▼▼▼

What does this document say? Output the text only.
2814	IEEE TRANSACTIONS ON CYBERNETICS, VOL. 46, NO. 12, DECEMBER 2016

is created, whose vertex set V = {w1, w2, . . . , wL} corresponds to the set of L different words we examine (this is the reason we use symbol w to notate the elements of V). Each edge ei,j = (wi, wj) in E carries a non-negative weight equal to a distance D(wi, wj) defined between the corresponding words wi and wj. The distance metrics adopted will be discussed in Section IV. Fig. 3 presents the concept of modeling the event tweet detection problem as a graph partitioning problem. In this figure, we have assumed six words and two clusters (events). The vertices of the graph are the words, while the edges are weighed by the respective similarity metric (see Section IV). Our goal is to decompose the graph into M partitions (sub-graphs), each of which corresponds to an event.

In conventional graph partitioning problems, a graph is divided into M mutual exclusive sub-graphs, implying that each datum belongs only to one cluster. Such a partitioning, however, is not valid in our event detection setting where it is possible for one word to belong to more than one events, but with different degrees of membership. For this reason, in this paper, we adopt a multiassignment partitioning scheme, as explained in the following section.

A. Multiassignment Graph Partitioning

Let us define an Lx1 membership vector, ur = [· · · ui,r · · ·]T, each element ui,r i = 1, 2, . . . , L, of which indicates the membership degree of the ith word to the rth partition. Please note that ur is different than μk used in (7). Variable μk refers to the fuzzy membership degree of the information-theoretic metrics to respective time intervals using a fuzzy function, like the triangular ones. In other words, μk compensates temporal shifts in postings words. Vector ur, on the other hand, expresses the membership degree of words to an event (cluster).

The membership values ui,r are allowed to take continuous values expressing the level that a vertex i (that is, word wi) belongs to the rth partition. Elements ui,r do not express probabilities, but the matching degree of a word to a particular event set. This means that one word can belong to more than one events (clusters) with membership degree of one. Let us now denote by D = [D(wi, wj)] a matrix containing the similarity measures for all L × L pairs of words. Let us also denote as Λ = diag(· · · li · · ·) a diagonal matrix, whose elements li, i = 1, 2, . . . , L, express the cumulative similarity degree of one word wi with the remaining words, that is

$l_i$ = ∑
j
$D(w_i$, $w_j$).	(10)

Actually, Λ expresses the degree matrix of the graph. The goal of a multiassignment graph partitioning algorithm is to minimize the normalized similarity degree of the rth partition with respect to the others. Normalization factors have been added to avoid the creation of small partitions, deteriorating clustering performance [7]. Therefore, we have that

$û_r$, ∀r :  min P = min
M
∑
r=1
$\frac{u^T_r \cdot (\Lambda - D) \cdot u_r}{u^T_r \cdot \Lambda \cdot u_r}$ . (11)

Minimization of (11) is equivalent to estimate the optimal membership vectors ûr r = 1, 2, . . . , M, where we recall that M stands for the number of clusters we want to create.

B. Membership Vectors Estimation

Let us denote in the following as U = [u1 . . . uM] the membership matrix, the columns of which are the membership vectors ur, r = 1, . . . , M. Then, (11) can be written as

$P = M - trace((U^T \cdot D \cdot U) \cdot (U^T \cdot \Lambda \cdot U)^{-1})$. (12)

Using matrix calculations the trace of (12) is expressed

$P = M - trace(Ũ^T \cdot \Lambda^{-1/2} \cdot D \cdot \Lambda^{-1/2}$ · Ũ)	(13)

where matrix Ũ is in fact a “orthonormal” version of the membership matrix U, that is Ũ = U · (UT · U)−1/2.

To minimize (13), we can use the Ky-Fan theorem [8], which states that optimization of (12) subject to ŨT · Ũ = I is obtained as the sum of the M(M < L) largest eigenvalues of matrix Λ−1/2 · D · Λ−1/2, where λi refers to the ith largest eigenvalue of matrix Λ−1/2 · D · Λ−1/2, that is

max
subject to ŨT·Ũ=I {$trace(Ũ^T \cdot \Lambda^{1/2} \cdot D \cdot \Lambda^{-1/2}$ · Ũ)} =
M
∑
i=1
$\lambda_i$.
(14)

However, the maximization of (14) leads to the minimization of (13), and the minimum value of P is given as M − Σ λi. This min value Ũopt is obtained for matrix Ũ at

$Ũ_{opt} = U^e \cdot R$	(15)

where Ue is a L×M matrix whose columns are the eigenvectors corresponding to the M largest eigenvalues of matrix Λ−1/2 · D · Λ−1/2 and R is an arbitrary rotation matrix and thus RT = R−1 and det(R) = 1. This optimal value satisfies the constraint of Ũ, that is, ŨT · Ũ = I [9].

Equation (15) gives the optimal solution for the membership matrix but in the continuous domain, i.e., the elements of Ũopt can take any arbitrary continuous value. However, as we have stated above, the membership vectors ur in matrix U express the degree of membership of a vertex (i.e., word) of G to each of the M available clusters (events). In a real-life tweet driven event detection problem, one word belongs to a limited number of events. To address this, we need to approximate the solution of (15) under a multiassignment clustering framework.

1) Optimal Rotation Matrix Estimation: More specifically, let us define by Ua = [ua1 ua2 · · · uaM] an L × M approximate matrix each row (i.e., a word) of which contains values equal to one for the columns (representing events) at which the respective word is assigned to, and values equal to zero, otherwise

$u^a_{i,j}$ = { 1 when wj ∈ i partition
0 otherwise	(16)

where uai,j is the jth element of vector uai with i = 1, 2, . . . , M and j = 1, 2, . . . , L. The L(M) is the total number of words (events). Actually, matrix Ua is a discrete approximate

▲▲▲

:: To be done ::
Repeat the records exactly, including every line.

:: In response ::
What does this document say? Output the text only.
2814	IEEE TRANSACTIONS ON CYBERNETICS, VOL. 46, NO. 12, DECEMBER 2016

is created, whose vertex set V = {w1, w2, . . . , wL} corresponds to the set of L different words we examine (this is the reason we use symbol w to notate the elements of V). Each edge ei,j = (wi, wj) in E carries a non-negative weight equal to a distance D(wi, wj) defined between the corresponding words wi and wj. The distance metrics adopted will be discussed in Section IV. Fig. 3 presents the concept of modeling the event tweet detection problem as a graph partitioning problem. In this figure, we have assumed six words and two clusters (events). The vertices of the graph are the words, while the edges are weighed by the respective similarity metric (see Section IV). Our goal is to decompose the graph into M partitions (sub-graphs), each of which corresponds to an event.

In conventional graph partitioning problems, a graph is divided into M mutual exclusive sub-graphs, implying that each datum belongs only to one cluster. Such a partitioning, however, is not valid in our event detection setting where it is possible for one word to belong to more than one events, but with different degrees of membership. For this reason, in this paper, we adopt a multiassignment partitioning scheme, as explained in the following section.

A. Multiassignment Graph Partitioning

Let us define an Lx1 membership vector, ur = [· · · ui,r · · ·]T, each element ui,r i = 1, 2, . . . , L, of which indicates the membership degree of the ith word to the rth partition. Please note that ur is different than μk used in (7). Variable μk refers to the fuzzy membership degree of the information-theoretic metrics to respective time intervals using a fuzzy function, like the triangular ones. In other words, μk compensates temporal shifts in postings words. Vector ur, on the other hand, expresses the membership degree of words to an event (cluster).

The membership values ui,r are allowed to take continuous values expressing the level that a vertex i (that is, word wi) belongs to the rth partition. Elements ui,r do not express probabilities, but the matching degree of a word to a particular event set. This means that one word can belong to more than one events (clusters) with membership degree of one. Let us now denote by D = [D(wi, wj)] a matrix containing the similarity measures for all L × L pairs of words. Let us also denote as Λ = diag(· · · li · · ·) a diagonal matrix, whose elements li, i = 1, 2, . . . , L, express the cumulative similarity degree of one word wi with the remaining words, that is

$l_i$ = ∑
j
$D(w_i$, $w_j$).	(10)

Actually, Λ expresses the degree matrix of the graph. The goal of a multiassignment graph partitioning algorithm is to minimize the normalized similarity degree of the rth partition with respect to the others. Normalization factors have been added to avoid the creation of small partitions, deteriorating clustering performance [7]. Therefore, we have that

$û_r$, ∀r :  min P = min
M
∑
r=1
$\frac{u^T_r \cdot (\Lambda - D) \cdot u_r}{u^T_r \cdot \Lambda \cdot u_r}$ . (11)

Minimization of (11) is equivalent to estimate the optimal membership vectors ûr r = 1, 2, . . . , M, where we recall that M stands for the number of clusters we want to create.

B. Membership Vectors Estimation

Let us denote in the following as U = [u1 . . . uM] the membership matrix, the columns of which are the membership vectors ur, r = 1, . . . , M. Then, (11) can be written as

$P = M - trace((U^T \cdot D \cdot U) \cdot (U^T \cdot \Lambda \cdot U)^{-1})$. (12)

Using matrix calculations the trace of (12) is expressed

$P = M - trace(Ũ^T \cdot \Lambda^{-1/2} \cdot D \cdot \Lambda^{-1/2}$ · Ũ)	(13)

where matrix Ũ is in fact a “orthonormal” version of the membership matrix U, that is Ũ = U · (UT · U)−1/2.

To minimize (13), we can use the Ky-Fan theorem [8], which states that optimization of (12) subject to ŨT · Ũ = I is obtained as the sum of the M(M < L) largest eigenvalues of matrix Λ−1/2 · D · Λ−1/2, where λi refers to the ith largest eigenvalue of matrix Λ−1/2 · D · Λ−1/2, that is

max
subject to ŨT·Ũ=I {$trace(Ũ^T \cdot \Lambda^{1/2} \cdot D \cdot \Lambda^{-1/2}$ · Ũ)} =
M
∑
i=1
$\lambda_i$.
(14)

However, the maximization of (14) leads to the minimization of (13), and the minimum value of P is given as M − Σ λi. This min value Ũopt is obtained for matrix Ũ at

$Ũ_{opt} = U^e \cdot R$	(15)

where Ue is a L×M matrix whose columns are the eigenvectors corresponding to the M largest eigenvalues of matrix Λ−1/2 · D · Λ−1/2 and R is an arbitrary rotation matrix and thus RT = R−1 and det(R) = 1. This optimal value satisfies the constraint of Ũ, that is, ŨT · Ũ = I [9].

Equation (15) gives the optimal solution for the membership matrix but in the continuous domain, i.e., the elements of Ũopt can take any arbitrary continuous value. However, as we have stated above, the membership vectors ur in matrix U express the degree of membership of a vertex (i.e., word) of G to each of the M available clusters (events). In a real-life tweet driven event detection problem, one word belongs to a limited number of events. To address this, we need to approximate the solution of (15) under a multiassignment clustering framework.

1) Optimal Rotation Matrix Estimation: More specifically, let us define by Ua = [ua1 ua2 · · · uaM] an L × M approximate matrix each row (i.e., a word) of which contains values equal to one for the columns (representing events) at which the respective word is assigned to, and values equal to zero, otherwise

$u^a_{i,j}$ = { 1 when wj ∈ i partition
0 otherwise	(16)

where uai,j is the jth element of vector uai with i = 1, 2, . . . , M and j = 1, 2, . . . , L. The L(M) is the total number of words (events). Actually, matrix Ua is a discrete approximate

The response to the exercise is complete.